Write down every entry below once more, exactly.
>> Start
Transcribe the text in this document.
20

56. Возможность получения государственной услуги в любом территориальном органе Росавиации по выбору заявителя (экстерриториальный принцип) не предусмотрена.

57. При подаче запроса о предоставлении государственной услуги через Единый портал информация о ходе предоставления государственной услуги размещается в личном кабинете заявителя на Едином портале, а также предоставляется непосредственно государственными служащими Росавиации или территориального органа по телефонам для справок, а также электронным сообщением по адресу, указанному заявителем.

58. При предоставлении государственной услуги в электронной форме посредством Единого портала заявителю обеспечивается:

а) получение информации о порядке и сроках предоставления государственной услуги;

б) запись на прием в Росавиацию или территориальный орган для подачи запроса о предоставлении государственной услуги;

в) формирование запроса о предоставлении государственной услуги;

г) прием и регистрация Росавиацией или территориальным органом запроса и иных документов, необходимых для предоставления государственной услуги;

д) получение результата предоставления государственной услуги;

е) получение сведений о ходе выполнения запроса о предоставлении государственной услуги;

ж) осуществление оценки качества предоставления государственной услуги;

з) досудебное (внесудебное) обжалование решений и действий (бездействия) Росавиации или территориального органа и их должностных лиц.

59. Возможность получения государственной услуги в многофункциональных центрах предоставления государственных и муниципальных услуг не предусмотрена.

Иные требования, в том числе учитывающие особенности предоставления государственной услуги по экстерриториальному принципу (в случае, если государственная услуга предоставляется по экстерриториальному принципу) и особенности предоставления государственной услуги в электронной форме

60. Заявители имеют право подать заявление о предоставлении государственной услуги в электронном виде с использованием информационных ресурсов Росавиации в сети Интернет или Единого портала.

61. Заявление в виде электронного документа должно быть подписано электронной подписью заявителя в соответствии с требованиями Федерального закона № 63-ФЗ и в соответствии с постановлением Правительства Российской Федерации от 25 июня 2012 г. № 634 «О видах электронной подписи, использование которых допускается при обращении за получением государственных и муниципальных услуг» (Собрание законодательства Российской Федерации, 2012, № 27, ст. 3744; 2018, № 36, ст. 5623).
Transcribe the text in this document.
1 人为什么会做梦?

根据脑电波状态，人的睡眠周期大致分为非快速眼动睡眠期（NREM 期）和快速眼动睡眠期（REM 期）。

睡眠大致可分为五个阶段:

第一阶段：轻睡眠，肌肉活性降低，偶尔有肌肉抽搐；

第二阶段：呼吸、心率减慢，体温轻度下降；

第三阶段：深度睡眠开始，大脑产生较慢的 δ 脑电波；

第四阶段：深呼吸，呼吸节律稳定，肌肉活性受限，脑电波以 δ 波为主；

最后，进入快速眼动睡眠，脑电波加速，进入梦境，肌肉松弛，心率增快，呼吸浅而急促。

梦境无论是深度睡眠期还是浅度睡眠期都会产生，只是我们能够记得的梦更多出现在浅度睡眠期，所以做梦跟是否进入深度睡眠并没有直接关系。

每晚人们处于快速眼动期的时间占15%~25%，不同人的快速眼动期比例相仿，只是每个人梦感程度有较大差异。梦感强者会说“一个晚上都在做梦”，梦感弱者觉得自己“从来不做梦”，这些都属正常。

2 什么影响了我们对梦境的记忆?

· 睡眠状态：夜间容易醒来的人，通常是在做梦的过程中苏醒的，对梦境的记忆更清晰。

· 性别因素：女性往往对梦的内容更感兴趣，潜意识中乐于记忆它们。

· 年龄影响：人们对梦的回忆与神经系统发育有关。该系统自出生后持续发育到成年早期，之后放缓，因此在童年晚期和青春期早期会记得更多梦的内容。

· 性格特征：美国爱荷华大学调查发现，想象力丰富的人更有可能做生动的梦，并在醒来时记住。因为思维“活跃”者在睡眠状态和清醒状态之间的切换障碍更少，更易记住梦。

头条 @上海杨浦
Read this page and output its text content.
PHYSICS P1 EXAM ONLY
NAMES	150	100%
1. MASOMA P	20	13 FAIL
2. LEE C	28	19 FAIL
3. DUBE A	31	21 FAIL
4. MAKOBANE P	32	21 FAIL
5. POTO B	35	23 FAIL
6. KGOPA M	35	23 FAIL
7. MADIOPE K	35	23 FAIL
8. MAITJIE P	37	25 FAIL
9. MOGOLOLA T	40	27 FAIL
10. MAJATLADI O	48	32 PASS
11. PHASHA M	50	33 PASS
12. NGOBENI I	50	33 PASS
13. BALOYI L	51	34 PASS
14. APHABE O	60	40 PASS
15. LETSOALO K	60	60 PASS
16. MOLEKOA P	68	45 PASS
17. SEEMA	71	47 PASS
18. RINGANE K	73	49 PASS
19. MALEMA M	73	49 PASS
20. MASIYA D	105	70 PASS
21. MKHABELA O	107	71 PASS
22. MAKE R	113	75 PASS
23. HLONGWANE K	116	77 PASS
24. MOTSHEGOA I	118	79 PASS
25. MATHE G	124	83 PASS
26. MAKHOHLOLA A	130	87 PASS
>> End
- _FULL ANSWER_:
Transcribe the text in this document.
20

56. Возможность получения государственной услуги в любом территориальном органе Росавиации по выбору заявителя (экстерриториальный принцип) не предусмотрена.

57. При подаче запроса о предоставлении государственной услуги через Единый портал информация о ходе предоставления государственной услуги размещается в личном кабинете заявителя на Едином портале, а также предоставляется непосредственно государственными служащими Росавиации или территориального органа по телефонам для справок, а также электронным сообщением по адресу, указанному заявителем.

58. При предоставлении государственной услуги в электронной форме посредством Единого портала заявителю обеспечивается:

а) получение информации о порядке и сроках предоставления государственной услуги;

б) запись на прием в Росавиацию или территориальный орган для подачи запроса о предоставлении государственной услуги;

в) формирование запроса о предоставлении государственной услуги;

г) прием и регистрация Росавиацией или территориальным органом запроса и иных документов, необходимых для предоставления государственной услуги;

д) получение результата предоставления государственной услуги;

е) получение сведений о ходе выполнения запроса о предоставлении государственной услуги;

ж) осуществление оценки качества предоставления государственной услуги;

з) досудебное (внесудебное) обжалование решений и действий (бездействия) Росавиации или территориального органа и их должностных лиц.

59. Возможность получения государственной услуги в многофункциональных центрах предоставления государственных и муниципальных услуг не предусмотрена.

Иные требования, в том числе учитывающие особенности предоставления государственной услуги по экстерриториальному принципу (в случае, если государственная услуга предоставляется по экстерриториальному принципу) и особенности предоставления государственной услуги в электронной форме

60. Заявители имеют право подать заявление о предоставлении государственной услуги в электронном виде с использованием информационных ресурсов Росавиации в сети Интернет или Единого портала.

61. Заявление в виде электронного документа должно быть подписано электронной подписью заявителя в соответствии с требованиями Федерального закона № 63-ФЗ и в соответствии с постановлением Правительства Российской Федерации от 25 июня 2012 г. № 634 «О видах электронной подписи, использование которых допускается при обращении за получением государственных и муниципальных услуг» (Собрание законодательства Российской Федерации, 2012, № 27, ст. 3744; 2018, № 36, ст. 5623).
Transcribe the text in this document.
1 人为什么会做梦?

根据脑电波状态，人的睡眠周期大致分为非快速眼动睡眠期（NREM 期）和快速眼动睡眠期（REM 期）。

睡眠大致可分为五个阶段:

第一阶段：轻睡眠，肌肉活性降低，偶尔有肌肉抽搐；

第二阶段：呼吸、心率减慢，体温轻度下降；

第三阶段：深度睡眠开始，大脑产生较慢的 δ 脑电波；

第四阶段：深呼吸，呼吸节律稳定，肌肉活性受限，脑电波以 δ 波为主；

最后，进入快速眼动睡眠，脑电波加速，进入梦境，肌肉松弛，心率增快，呼吸浅而急促。

梦境无论是深度睡眠期还是浅度睡眠期都会产生，只是我们能够记得的梦更多出现在浅度睡眠期，所以做梦跟是否进入深度睡眠并没有直接关系。

每晚人们处于快速眼动期的时间占15%~25%，不同人的快速眼动期比例相仿，只是每个人梦感程度有较大差异。梦感强者会说“一个晚上都在做梦”，梦感弱者觉得自己“从来不做梦”，这些都属正常。

2 什么影响了我们对梦境的记忆?

· 睡眠状态：夜间容易醒来的人，通常是在做梦的过程中苏醒的，对梦境的记忆更清晰。

· 性别因素：女性往往对梦的内容更感兴趣，潜意识中乐于记忆它们。

· 年龄影响：人们对梦的回忆与神经系统发育有关。该系统自出生后持续发育到成年早期，之后放缓，因此在童年晚期和青春期早期会记得更多梦的内容。

· 性格特征：美国爱荷华大学调查发现，想象力丰富的人更有可能做生动的梦，并在醒来时记住。因为思维“活跃”者在睡眠状态和清醒状态之间的切换障碍更少，更易记住梦。

头条 @上海杨浦
Read this page and output its text content.
PHYSICS P1 EXAM ONLY
NAMES	150	100%
1. MASOMA P	20	13 FAIL
2. LEE C	28	19 FAIL
3. DUBE A	31	21 FAIL
4. MAKOBANE P	32	21 FAIL
5. POTO B	35	23 FAIL
6. KGOPA M	35	23 FAIL
7. MADIOPE K	35	23 FAIL
8. MAITJIE P	37	25 FAIL
9. MOGOLOLA T	40	27 FAIL
10. MAJATLADI O	48	32 PASS
11. PHASHA M	50	33 PASS
12. NGOBENI I	50	33 PASS
13. BALOYI L	51	34 PASS
14. APHABE O	60	40 PASS
15. LETSOALO K	60	60 PASS
16. MOLEKOA P	68	45 PASS
17. SEEMA	71	47 PASS
18. RINGANE K	73	49 PASS
19. MALEMA M	73	49 PASS
20. MASIYA D	105	70 PASS
21. MKHABELA O	107	71 PASS
22. MAKE R	113	75 PASS
23. HLONGWANE K	116	77 PASS
24. MOTSHEGOA I	118	79 PASS
25. MATHE G	124	83 PASS
26. MAKHOHLOLA A	130	87 PASS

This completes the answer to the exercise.